• DIRECTIONS FOR THIS TASK: Set all the material down again unchanged, without the pictures.

• DATA SUPPLIED:
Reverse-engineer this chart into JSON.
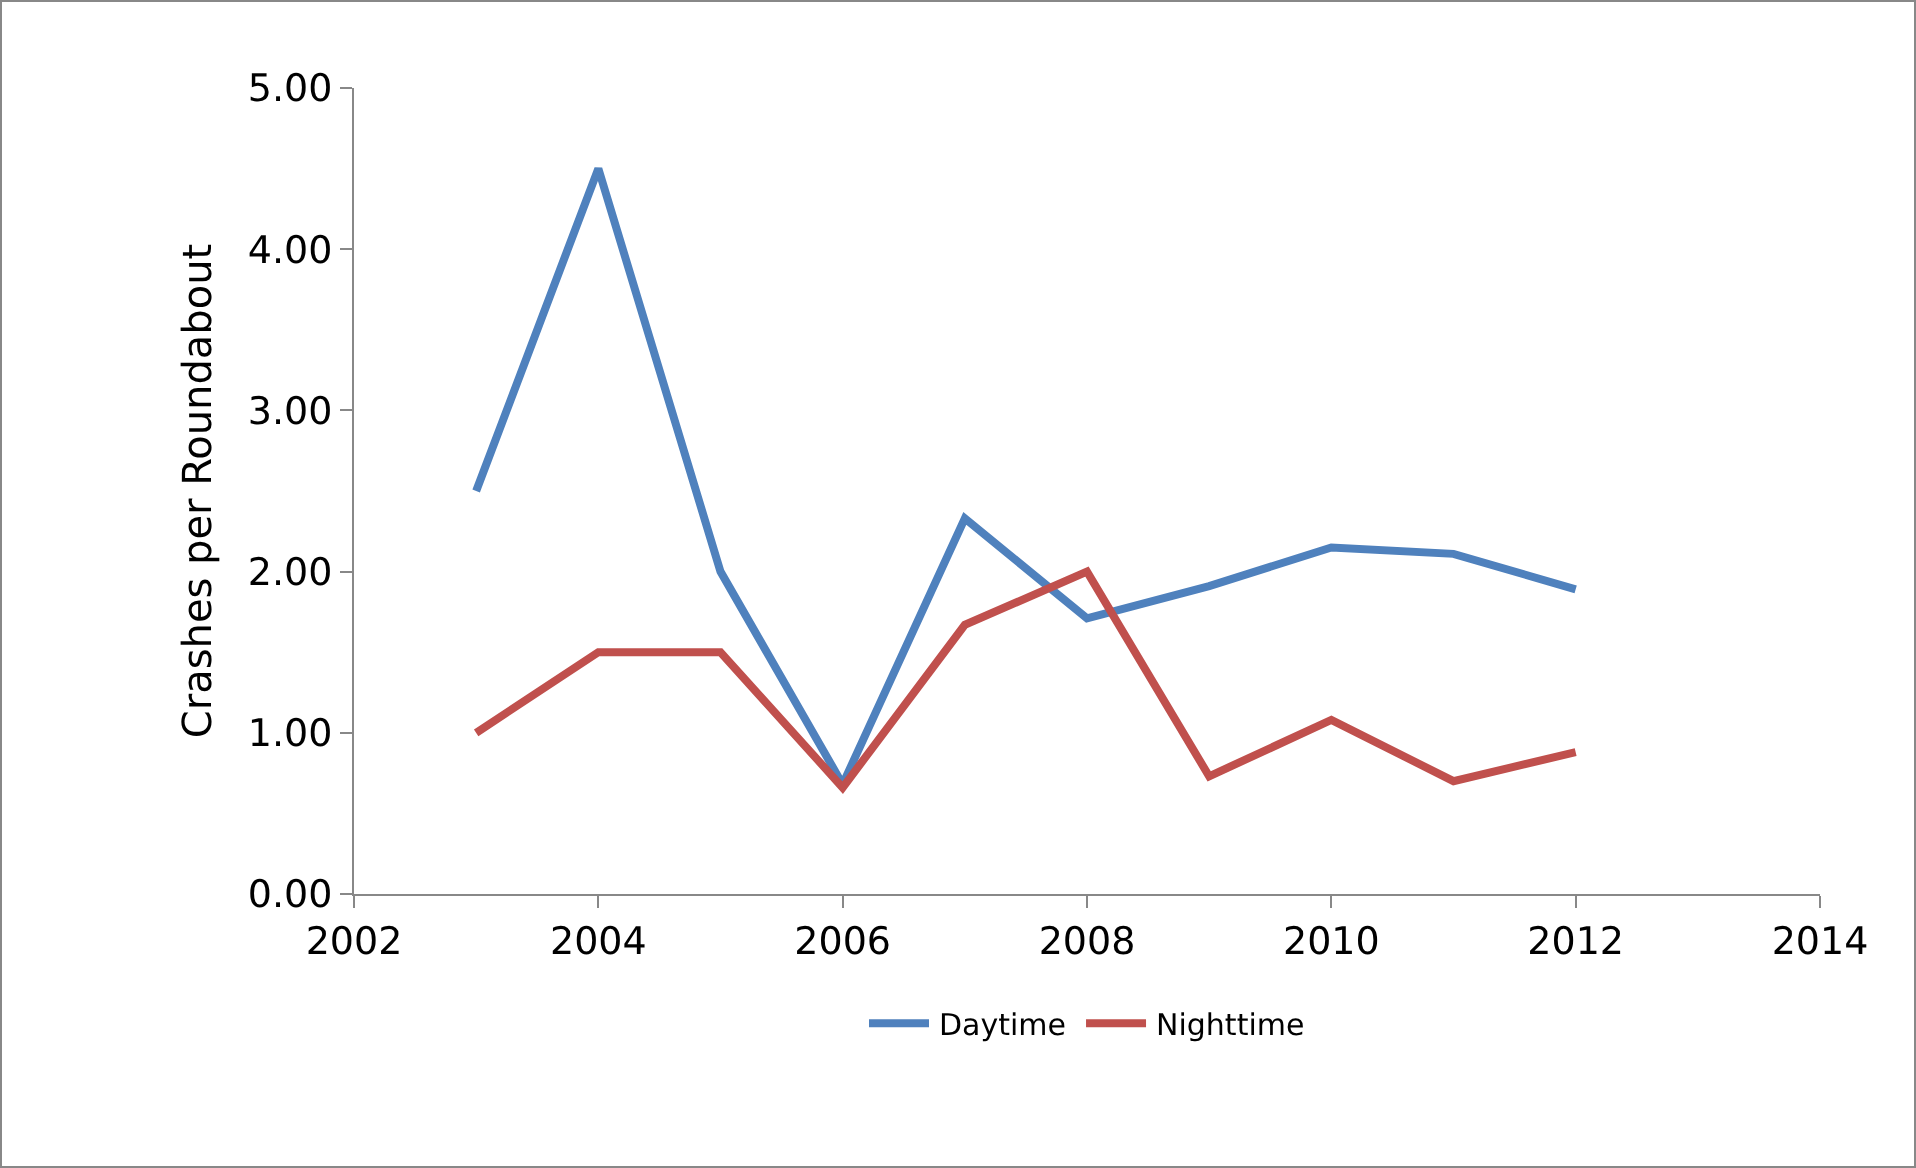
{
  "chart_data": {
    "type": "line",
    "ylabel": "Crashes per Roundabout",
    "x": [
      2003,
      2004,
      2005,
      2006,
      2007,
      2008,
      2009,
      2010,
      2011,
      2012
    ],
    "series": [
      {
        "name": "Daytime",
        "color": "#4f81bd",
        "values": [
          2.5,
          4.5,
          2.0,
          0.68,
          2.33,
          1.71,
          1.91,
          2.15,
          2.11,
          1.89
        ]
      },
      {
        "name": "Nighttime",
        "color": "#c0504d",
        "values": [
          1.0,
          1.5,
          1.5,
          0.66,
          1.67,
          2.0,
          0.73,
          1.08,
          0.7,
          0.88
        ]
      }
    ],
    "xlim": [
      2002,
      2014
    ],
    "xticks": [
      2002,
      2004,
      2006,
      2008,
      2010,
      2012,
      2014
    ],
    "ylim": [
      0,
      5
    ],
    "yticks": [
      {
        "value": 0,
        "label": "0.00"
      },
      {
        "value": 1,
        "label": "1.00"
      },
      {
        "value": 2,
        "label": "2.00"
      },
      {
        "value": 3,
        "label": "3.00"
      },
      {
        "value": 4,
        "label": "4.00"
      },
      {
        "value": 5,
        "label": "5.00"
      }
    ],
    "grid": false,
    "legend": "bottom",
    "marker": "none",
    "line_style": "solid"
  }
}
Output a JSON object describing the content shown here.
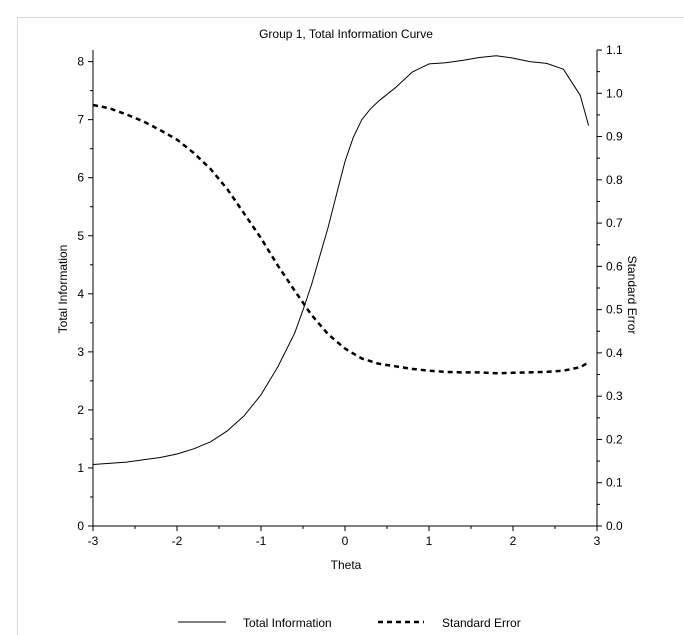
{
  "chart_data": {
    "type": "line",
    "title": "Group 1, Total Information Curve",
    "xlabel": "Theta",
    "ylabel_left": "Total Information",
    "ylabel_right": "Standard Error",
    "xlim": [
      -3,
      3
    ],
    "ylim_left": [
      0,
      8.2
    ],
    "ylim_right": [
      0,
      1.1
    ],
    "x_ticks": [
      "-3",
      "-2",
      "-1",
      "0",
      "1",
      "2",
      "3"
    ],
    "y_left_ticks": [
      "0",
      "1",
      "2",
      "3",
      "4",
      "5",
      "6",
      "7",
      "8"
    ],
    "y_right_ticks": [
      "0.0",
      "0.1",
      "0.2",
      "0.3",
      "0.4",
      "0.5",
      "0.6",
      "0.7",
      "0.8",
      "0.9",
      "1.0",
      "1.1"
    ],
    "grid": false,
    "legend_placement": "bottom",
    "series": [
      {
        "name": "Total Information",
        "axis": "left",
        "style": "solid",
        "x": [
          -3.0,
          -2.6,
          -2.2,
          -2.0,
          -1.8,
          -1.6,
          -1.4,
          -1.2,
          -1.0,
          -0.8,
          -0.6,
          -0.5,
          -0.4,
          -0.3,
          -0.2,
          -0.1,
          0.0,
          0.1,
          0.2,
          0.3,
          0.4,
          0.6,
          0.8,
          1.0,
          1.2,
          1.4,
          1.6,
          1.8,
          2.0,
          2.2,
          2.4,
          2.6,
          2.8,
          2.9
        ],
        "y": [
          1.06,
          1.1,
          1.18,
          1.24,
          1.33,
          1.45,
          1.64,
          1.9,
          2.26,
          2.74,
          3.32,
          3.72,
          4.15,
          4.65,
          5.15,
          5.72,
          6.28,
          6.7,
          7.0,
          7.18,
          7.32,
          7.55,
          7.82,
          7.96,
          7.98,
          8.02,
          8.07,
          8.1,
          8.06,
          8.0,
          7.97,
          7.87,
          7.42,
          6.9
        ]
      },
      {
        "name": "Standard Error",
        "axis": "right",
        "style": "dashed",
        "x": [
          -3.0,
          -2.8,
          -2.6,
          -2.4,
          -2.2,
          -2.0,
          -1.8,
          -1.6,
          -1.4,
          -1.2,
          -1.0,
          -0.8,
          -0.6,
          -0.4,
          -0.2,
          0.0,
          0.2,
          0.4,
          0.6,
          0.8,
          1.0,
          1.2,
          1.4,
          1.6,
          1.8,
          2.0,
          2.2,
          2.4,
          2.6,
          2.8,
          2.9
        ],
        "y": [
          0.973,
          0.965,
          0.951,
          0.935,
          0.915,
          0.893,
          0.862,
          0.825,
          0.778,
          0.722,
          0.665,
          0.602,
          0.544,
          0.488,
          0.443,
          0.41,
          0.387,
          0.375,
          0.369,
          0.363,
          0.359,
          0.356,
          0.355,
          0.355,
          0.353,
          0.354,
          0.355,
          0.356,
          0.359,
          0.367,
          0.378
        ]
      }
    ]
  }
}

• SOLUTION TO THIS PROBLEM:
Reverse-engineer this chart into JSON.
{
  "chart_data": {
    "type": "line",
    "ylabel": "Crashes per Roundabout",
    "x": [
      2003,
      2004,
      2005,
      2006,
      2007,
      2008,
      2009,
      2010,
      2011,
      2012
    ],
    "series": [
      {
        "name": "Daytime",
        "color": "#4f81bd",
        "values": [
          2.5,
          4.5,
          2.0,
          0.68,
          2.33,
          1.71,
          1.91,
          2.15,
          2.11,
          1.89
        ]
      },
      {
        "name": "Nighttime",
        "color": "#c0504d",
        "values": [
          1.0,
          1.5,
          1.5,
          0.66,
          1.67,
          2.0,
          0.73,
          1.08,
          0.7,
          0.88
        ]
      }
    ],
    "xlim": [
      2002,
      2014
    ],
    "xticks": [
      2002,
      2004,
      2006,
      2008,
      2010,
      2012,
      2014
    ],
    "ylim": [
      0,
      5
    ],
    "yticks": [
      {
        "value": 0,
        "label": "0.00"
      },
      {
        "value": 1,
        "label": "1.00"
      },
      {
        "value": 2,
        "label": "2.00"
      },
      {
        "value": 3,
        "label": "3.00"
      },
      {
        "value": 4,
        "label": "4.00"
      },
      {
        "value": 5,
        "label": "5.00"
      }
    ],
    "grid": false,
    "legend": "bottom",
    "marker": "none",
    "line_style": "solid"
  }
}
Output a JSON object describing the content shown here.
{
  "chart_data": {
    "type": "line",
    "title": "Group 1, Total Information Curve",
    "xlabel": "Theta",
    "ylabel_left": "Total Information",
    "ylabel_right": "Standard Error",
    "xlim": [
      -3,
      3
    ],
    "ylim_left": [
      0,
      8.2
    ],
    "ylim_right": [
      0,
      1.1
    ],
    "x_ticks": [
      "-3",
      "-2",
      "-1",
      "0",
      "1",
      "2",
      "3"
    ],
    "y_left_ticks": [
      "0",
      "1",
      "2",
      "3",
      "4",
      "5",
      "6",
      "7",
      "8"
    ],
    "y_right_ticks": [
      "0.0",
      "0.1",
      "0.2",
      "0.3",
      "0.4",
      "0.5",
      "0.6",
      "0.7",
      "0.8",
      "0.9",
      "1.0",
      "1.1"
    ],
    "grid": false,
    "legend_placement": "bottom",
    "series": [
      {
        "name": "Total Information",
        "axis": "left",
        "style": "solid",
        "x": [
          -3.0,
          -2.6,
          -2.2,
          -2.0,
          -1.8,
          -1.6,
          -1.4,
          -1.2,
          -1.0,
          -0.8,
          -0.6,
          -0.5,
          -0.4,
          -0.3,
          -0.2,
          -0.1,
          0.0,
          0.1,
          0.2,
          0.3,
          0.4,
          0.6,
          0.8,
          1.0,
          1.2,
          1.4,
          1.6,
          1.8,
          2.0,
          2.2,
          2.4,
          2.6,
          2.8,
          2.9
        ],
        "y": [
          1.06,
          1.1,
          1.18,
          1.24,
          1.33,
          1.45,
          1.64,
          1.9,
          2.26,
          2.74,
          3.32,
          3.72,
          4.15,
          4.65,
          5.15,
          5.72,
          6.28,
          6.7,
          7.0,
          7.18,
          7.32,
          7.55,
          7.82,
          7.96,
          7.98,
          8.02,
          8.07,
          8.1,
          8.06,
          8.0,
          7.97,
          7.87,
          7.42,
          6.9
        ]
      },
      {
        "name": "Standard Error",
        "axis": "right",
        "style": "dashed",
        "x": [
          -3.0,
          -2.8,
          -2.6,
          -2.4,
          -2.2,
          -2.0,
          -1.8,
          -1.6,
          -1.4,
          -1.2,
          -1.0,
          -0.8,
          -0.6,
          -0.4,
          -0.2,
          0.0,
          0.2,
          0.4,
          0.6,
          0.8,
          1.0,
          1.2,
          1.4,
          1.6,
          1.8,
          2.0,
          2.2,
          2.4,
          2.6,
          2.8,
          2.9
        ],
        "y": [
          0.973,
          0.965,
          0.951,
          0.935,
          0.915,
          0.893,
          0.862,
          0.825,
          0.778,
          0.722,
          0.665,
          0.602,
          0.544,
          0.488,
          0.443,
          0.41,
          0.387,
          0.375,
          0.369,
          0.363,
          0.359,
          0.356,
          0.355,
          0.355,
          0.353,
          0.354,
          0.355,
          0.356,
          0.359,
          0.367,
          0.378
        ]
      }
    ]
  }
}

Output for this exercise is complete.